- **YOUR INSTRUCTIONS**:
Scan the data for "freewebs" and copy the lines it appears in.

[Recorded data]
————————

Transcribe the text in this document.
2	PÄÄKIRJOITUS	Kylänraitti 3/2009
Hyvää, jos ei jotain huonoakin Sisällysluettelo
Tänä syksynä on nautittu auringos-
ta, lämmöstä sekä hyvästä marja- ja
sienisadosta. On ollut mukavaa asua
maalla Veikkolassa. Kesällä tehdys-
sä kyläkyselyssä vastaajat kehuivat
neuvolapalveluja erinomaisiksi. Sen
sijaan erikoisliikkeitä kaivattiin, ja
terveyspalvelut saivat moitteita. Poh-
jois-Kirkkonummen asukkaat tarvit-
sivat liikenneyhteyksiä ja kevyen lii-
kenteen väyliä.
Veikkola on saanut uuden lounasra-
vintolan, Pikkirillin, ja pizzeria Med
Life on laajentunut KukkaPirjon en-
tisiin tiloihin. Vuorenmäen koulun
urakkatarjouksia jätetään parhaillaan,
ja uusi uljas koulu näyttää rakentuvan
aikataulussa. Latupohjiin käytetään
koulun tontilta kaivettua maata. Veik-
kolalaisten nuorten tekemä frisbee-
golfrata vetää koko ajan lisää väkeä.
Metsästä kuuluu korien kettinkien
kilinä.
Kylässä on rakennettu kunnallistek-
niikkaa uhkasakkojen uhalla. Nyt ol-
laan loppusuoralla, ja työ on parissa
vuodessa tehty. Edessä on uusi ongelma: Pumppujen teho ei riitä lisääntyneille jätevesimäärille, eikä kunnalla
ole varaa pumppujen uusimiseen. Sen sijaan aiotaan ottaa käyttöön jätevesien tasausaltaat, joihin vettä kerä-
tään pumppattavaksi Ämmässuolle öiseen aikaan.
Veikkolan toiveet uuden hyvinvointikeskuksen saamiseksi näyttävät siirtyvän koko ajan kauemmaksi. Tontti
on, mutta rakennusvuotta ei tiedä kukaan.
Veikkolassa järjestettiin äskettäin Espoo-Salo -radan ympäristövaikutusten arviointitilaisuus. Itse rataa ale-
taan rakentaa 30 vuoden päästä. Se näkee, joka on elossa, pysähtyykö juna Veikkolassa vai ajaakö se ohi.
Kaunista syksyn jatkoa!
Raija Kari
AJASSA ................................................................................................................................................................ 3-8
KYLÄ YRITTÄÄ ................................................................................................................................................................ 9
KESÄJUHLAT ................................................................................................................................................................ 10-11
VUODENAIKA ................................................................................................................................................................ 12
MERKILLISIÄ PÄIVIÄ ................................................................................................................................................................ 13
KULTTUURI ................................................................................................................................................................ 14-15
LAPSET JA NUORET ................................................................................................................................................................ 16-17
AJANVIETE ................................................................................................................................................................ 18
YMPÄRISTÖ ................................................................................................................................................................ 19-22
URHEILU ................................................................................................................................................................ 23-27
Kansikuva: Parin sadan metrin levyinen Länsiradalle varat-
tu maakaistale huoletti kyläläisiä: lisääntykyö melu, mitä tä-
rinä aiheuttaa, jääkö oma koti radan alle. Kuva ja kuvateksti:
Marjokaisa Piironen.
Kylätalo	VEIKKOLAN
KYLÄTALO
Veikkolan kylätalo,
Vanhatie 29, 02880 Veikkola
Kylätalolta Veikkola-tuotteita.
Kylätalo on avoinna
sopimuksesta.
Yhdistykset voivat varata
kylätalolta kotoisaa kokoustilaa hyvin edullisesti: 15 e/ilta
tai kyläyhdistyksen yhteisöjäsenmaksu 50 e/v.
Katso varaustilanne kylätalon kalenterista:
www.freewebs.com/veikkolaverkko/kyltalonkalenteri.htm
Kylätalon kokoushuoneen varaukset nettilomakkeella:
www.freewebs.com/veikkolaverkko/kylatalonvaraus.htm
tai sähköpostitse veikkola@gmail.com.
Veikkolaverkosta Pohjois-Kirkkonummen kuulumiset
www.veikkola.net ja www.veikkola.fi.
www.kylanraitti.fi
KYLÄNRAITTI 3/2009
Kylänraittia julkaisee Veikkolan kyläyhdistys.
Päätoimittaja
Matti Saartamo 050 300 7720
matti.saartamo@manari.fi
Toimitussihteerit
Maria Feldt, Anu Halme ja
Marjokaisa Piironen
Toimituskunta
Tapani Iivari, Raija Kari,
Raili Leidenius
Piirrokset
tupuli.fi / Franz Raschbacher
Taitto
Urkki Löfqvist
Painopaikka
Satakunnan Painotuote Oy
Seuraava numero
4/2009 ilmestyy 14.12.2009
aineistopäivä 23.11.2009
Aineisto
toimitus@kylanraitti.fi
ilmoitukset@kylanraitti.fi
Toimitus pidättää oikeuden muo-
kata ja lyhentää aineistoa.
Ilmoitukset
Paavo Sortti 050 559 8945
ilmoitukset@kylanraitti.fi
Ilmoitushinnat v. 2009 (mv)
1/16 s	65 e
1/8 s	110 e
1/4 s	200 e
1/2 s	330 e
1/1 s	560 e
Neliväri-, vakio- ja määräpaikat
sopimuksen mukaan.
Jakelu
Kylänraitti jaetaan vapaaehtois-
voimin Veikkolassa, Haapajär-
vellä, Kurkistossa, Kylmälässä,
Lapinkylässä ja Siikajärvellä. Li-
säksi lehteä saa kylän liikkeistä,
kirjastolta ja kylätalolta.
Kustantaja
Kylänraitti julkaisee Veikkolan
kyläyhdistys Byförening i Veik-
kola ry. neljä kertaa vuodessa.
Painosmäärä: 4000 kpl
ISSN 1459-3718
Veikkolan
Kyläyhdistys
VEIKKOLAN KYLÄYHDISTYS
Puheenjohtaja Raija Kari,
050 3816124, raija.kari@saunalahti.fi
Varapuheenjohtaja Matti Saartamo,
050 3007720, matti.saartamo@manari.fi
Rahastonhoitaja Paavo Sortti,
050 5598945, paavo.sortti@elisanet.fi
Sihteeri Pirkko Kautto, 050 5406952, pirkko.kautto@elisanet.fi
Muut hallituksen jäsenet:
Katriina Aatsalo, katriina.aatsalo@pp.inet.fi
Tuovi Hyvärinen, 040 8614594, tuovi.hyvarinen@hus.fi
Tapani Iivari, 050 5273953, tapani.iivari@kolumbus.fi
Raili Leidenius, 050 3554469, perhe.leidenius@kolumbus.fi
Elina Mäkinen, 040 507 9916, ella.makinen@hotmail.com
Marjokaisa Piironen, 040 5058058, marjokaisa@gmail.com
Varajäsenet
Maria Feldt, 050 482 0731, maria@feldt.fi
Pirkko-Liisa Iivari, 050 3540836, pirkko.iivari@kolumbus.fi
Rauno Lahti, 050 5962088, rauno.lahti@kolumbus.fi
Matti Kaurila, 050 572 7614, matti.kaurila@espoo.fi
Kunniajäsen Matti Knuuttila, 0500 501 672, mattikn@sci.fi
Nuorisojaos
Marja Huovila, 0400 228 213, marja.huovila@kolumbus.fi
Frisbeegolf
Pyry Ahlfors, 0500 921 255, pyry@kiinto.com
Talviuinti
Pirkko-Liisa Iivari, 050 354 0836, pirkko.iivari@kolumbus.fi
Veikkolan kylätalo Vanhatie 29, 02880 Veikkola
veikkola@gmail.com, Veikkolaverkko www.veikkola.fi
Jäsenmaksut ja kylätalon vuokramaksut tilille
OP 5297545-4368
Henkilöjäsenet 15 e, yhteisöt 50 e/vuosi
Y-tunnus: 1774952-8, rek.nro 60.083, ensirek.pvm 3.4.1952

————————

- **RESULT**:
www.freewebs.com/veikkolaverkko/kyltalonkalenteri.htm
www.freewebs.com/veikkolaverkko/kylatalonvaraus.htm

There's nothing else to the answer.